Please reproduce each of the rows below word for word, omitting the pictures.

● ● ● ●

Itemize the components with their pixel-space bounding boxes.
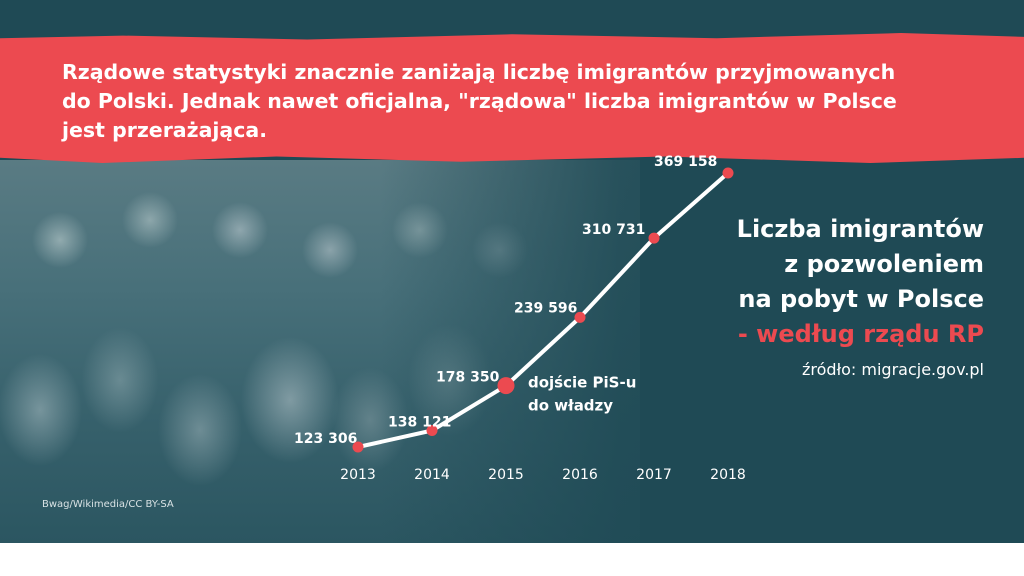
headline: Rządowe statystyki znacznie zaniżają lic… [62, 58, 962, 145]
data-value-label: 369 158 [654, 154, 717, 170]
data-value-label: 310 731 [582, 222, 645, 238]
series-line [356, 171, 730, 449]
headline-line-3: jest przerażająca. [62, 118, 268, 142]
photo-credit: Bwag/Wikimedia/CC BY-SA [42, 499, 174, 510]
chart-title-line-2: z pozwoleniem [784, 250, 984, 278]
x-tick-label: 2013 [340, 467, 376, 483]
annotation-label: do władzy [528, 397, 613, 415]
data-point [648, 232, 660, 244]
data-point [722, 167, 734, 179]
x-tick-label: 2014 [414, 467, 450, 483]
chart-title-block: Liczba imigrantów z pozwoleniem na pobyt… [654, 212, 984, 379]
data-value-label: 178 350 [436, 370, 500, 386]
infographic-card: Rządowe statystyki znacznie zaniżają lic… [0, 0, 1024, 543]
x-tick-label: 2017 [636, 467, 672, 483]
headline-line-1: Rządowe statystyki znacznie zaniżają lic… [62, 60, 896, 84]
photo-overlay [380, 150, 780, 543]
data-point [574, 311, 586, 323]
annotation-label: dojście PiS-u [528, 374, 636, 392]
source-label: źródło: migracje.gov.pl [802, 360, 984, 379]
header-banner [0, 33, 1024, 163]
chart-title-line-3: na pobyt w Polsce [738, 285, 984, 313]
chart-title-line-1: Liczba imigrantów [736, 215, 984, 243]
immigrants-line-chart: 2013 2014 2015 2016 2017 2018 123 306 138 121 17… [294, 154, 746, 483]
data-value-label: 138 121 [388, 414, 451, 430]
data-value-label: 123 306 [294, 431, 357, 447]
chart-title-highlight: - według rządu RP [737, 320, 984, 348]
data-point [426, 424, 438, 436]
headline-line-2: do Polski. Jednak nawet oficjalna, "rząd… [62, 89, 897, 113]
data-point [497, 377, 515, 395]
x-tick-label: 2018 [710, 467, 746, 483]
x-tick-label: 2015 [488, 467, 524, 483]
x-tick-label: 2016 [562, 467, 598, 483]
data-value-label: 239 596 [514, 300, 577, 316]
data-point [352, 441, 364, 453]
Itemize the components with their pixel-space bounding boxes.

● ● ● ●

## Complete output
Itemize the components with their pixel-space bounding boxes.
headline: Rządowe statystyki znacznie zaniżają lic… [62, 58, 962, 145]
data-value-label: 369 158 [654, 154, 717, 170]
data-value-label: 310 731 [582, 222, 645, 238]
series-line [356, 171, 730, 449]
headline-line-3: jest przerażająca. [62, 118, 268, 142]
photo-credit: Bwag/Wikimedia/CC BY-SA [42, 499, 174, 510]
chart-title-line-2: z pozwoleniem [784, 250, 984, 278]
x-tick-label: 2013 [340, 467, 376, 483]
annotation-label: do władzy [528, 397, 613, 415]
data-point [648, 232, 660, 244]
data-point [722, 167, 734, 179]
x-tick-label: 2014 [414, 467, 450, 483]
chart-title-block: Liczba imigrantów z pozwoleniem na pobyt… [654, 212, 984, 379]
data-value-label: 178 350 [436, 370, 500, 386]
infographic-card: Rządowe statystyki znacznie zaniżają lic… [0, 0, 1024, 543]
x-tick-label: 2017 [636, 467, 672, 483]
headline-line-1: Rządowe statystyki znacznie zaniżają lic… [62, 60, 896, 84]
photo-overlay [380, 150, 780, 543]
data-point [574, 311, 586, 323]
annotation-label: dojście PiS-u [528, 374, 636, 392]
source-label: źródło: migracje.gov.pl [802, 360, 984, 379]
header-banner [0, 33, 1024, 163]
chart-title-line-3: na pobyt w Polsce [738, 285, 984, 313]
chart-title-line-1: Liczba imigrantów [736, 215, 984, 243]
immigrants-line-chart: 2013 2014 2015 2016 2017 2018 123 306 138 121 17… [294, 154, 746, 483]
data-value-label: 138 121 [388, 414, 451, 430]
data-value-label: 123 306 [294, 431, 357, 447]
chart-title-highlight: - według rządu RP [737, 320, 984, 348]
data-point [426, 424, 438, 436]
headline-line-2: do Polski. Jednak nawet oficjalna, "rząd… [62, 89, 897, 113]
data-point [497, 377, 515, 395]
x-tick-label: 2018 [710, 467, 746, 483]
x-tick-label: 2015 [488, 467, 524, 483]
x-tick-label: 2016 [562, 467, 598, 483]
data-value-label: 239 596 [514, 300, 577, 316]
data-point [352, 441, 364, 453]
Itemize the components with their pixel-space bounding boxes.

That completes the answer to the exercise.